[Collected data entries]
● ● ● ● ●
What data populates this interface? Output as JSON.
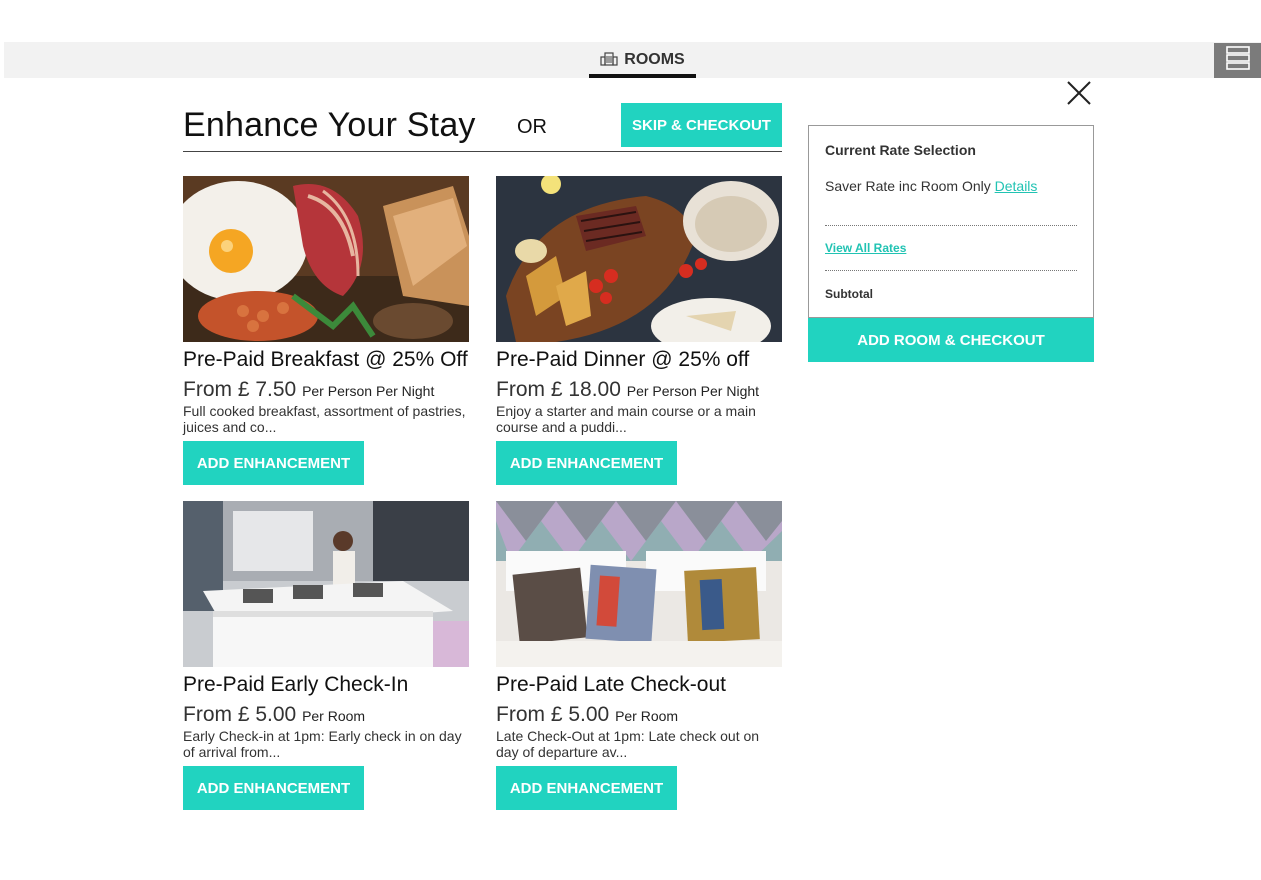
{
  "header": {
    "tab_label": "ROOMS",
    "tab_icon": "building-icon",
    "menu_icon": "hamburger-menu-icon"
  },
  "main": {
    "heading": "Enhance Your Stay",
    "or_text": "OR",
    "skip_label": "SKIP & CHECKOUT",
    "close_icon": "close-icon"
  },
  "enhancements": [
    {
      "title": "Pre-Paid Breakfast @ 25% Off",
      "price": "From £ 7.50",
      "unit": "Per Person Per Night",
      "description": "Full cooked breakfast, assortment of pastries, juices and co...",
      "button": "ADD ENHANCEMENT",
      "image": "breakfast-photo"
    },
    {
      "title": "Pre-Paid Dinner @ 25% off",
      "price": "From £ 18.00",
      "unit": "Per Person Per Night",
      "description": "Enjoy a starter and main course or a main course and a puddi...",
      "button": "ADD ENHANCEMENT",
      "image": "dinner-photo"
    },
    {
      "title": "Pre-Paid Early Check-In",
      "price": "From £ 5.00",
      "unit": "Per Room",
      "description": "Early Check-in at 1pm: Early check in on day of arrival from...",
      "button": "ADD ENHANCEMENT",
      "image": "reception-desk-photo"
    },
    {
      "title": "Pre-Paid Late Check-out",
      "price": "From £ 5.00",
      "unit": "Per Room",
      "description": "Late Check-Out at 1pm: Late check out on day of departure av...",
      "button": "ADD ENHANCEMENT",
      "image": "bed-cushions-photo"
    }
  ],
  "rate_panel": {
    "title": "Current Rate Selection",
    "rate_text": "Saver Rate inc Room Only",
    "details_link": "Details",
    "view_all_link": "View All Rates",
    "subtotal_label": "Subtotal",
    "checkout_button": "ADD ROOM & CHECKOUT"
  },
  "colors": {
    "accent": "#21d3c0",
    "topbar": "#f2f2f2",
    "menu_button": "#7b7b7b"
  }
}
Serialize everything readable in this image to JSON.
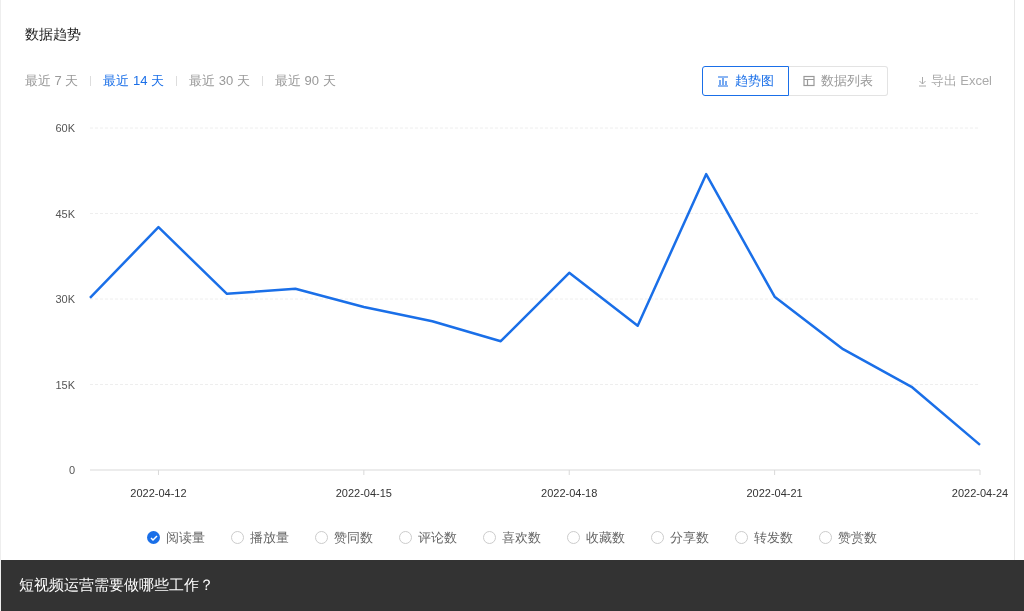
● ● ● ● ●
The exercise: Print the records word for word and exclude any picture they hold.

The reply:
What data populates this interface? Output as JSON.
{
  "header": {
    "tab_label": "ROOMS",
    "tab_icon": "building-icon",
    "menu_icon": "hamburger-menu-icon"
  },
  "main": {
    "heading": "Enhance Your Stay",
    "or_text": "OR",
    "skip_label": "SKIP & CHECKOUT",
    "close_icon": "close-icon"
  },
  "enhancements": [
    {
      "title": "Pre-Paid Breakfast @ 25% Off",
      "price": "From £ 7.50",
      "unit": "Per Person Per Night",
      "description": "Full cooked breakfast, assortment of pastries, juices and co...",
      "button": "ADD ENHANCEMENT",
      "image": "breakfast-photo"
    },
    {
      "title": "Pre-Paid Dinner @ 25% off",
      "price": "From £ 18.00",
      "unit": "Per Person Per Night",
      "description": "Enjoy a starter and main course or a main course and a puddi...",
      "button": "ADD ENHANCEMENT",
      "image": "dinner-photo"
    },
    {
      "title": "Pre-Paid Early Check-In",
      "price": "From £ 5.00",
      "unit": "Per Room",
      "description": "Early Check-in at 1pm: Early check in on day of arrival from...",
      "button": "ADD ENHANCEMENT",
      "image": "reception-desk-photo"
    },
    {
      "title": "Pre-Paid Late Check-out",
      "price": "From £ 5.00",
      "unit": "Per Room",
      "description": "Late Check-Out at 1pm: Late check out on day of departure av...",
      "button": "ADD ENHANCEMENT",
      "image": "bed-cushions-photo"
    }
  ],
  "rate_panel": {
    "title": "Current Rate Selection",
    "rate_text": "Saver Rate inc Room Only",
    "details_link": "Details",
    "view_all_link": "View All Rates",
    "subtotal_label": "Subtotal",
    "checkout_button": "ADD ROOM & CHECKOUT"
  },
  "colors": {
    "accent": "#21d3c0",
    "topbar": "#f2f2f2",
    "menu_button": "#7b7b7b"
  }
}
Serialize everything readable in this image to JSON.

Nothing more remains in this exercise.